AIM:
Assemble all lines in which the string "only" appears.

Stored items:
<<<<

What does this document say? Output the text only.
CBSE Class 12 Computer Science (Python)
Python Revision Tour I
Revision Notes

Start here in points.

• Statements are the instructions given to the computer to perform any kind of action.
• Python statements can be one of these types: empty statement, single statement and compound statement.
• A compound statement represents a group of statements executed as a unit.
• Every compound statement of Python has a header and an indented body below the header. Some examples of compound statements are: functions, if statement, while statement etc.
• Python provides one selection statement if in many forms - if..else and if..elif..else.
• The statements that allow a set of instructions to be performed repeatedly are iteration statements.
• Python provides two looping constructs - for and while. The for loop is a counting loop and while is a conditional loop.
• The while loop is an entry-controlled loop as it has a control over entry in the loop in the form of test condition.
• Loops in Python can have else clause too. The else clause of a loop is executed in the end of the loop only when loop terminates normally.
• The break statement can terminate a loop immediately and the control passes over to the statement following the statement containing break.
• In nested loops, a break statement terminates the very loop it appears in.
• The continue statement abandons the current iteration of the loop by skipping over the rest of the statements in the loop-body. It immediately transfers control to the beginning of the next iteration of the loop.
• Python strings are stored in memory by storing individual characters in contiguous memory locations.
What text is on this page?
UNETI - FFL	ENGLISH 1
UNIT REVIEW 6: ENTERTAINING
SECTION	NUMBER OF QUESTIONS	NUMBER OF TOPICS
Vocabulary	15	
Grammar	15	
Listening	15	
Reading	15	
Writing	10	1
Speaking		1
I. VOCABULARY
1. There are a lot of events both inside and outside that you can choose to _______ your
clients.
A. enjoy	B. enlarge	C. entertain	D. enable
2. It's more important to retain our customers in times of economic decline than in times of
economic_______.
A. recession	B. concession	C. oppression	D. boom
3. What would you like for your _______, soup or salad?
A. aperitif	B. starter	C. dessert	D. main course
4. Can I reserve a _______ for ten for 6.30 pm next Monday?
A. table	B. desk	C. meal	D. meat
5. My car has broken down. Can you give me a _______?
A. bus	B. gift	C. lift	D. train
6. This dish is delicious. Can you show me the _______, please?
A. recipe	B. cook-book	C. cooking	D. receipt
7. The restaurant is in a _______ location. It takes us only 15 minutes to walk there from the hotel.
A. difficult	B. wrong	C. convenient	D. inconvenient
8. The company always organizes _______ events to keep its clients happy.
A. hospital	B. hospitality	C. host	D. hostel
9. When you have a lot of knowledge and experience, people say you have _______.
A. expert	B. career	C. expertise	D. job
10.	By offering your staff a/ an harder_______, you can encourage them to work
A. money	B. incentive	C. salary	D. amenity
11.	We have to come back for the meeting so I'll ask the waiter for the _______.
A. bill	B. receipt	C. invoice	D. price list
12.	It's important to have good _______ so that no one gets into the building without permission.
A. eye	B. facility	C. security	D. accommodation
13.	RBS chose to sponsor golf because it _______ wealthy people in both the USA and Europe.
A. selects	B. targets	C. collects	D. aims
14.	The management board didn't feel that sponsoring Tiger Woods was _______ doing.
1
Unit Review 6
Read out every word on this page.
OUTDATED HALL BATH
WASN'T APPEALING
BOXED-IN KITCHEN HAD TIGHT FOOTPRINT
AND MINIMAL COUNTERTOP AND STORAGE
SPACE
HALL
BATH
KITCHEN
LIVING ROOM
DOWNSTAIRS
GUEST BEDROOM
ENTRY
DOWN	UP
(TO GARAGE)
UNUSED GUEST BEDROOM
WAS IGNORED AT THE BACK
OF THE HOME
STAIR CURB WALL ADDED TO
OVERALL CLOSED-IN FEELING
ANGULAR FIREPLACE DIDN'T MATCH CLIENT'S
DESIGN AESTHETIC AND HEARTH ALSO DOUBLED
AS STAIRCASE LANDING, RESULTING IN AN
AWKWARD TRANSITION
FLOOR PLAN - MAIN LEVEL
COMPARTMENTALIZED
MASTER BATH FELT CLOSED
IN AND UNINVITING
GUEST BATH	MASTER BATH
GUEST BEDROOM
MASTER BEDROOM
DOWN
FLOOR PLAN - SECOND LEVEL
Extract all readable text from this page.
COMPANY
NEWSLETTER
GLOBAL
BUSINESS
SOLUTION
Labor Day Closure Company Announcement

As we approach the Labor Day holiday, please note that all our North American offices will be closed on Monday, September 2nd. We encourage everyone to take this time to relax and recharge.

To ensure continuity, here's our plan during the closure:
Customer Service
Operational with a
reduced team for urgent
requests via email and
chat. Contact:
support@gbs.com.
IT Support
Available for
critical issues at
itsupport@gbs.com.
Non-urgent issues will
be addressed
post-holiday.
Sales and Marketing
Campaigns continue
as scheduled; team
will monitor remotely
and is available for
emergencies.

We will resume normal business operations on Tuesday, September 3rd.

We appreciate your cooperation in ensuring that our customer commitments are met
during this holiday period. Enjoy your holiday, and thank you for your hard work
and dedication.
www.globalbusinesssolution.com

>>>>

WORKED ANSWER:
What does this document say? Output the text only.
• Loops in Python can have else clause too. The else clause of a loop is executed in the end of the loop only when loop terminates normally.
7. The restaurant is in a _______ location. It takes us only 15 minutes to walk there from the hotel.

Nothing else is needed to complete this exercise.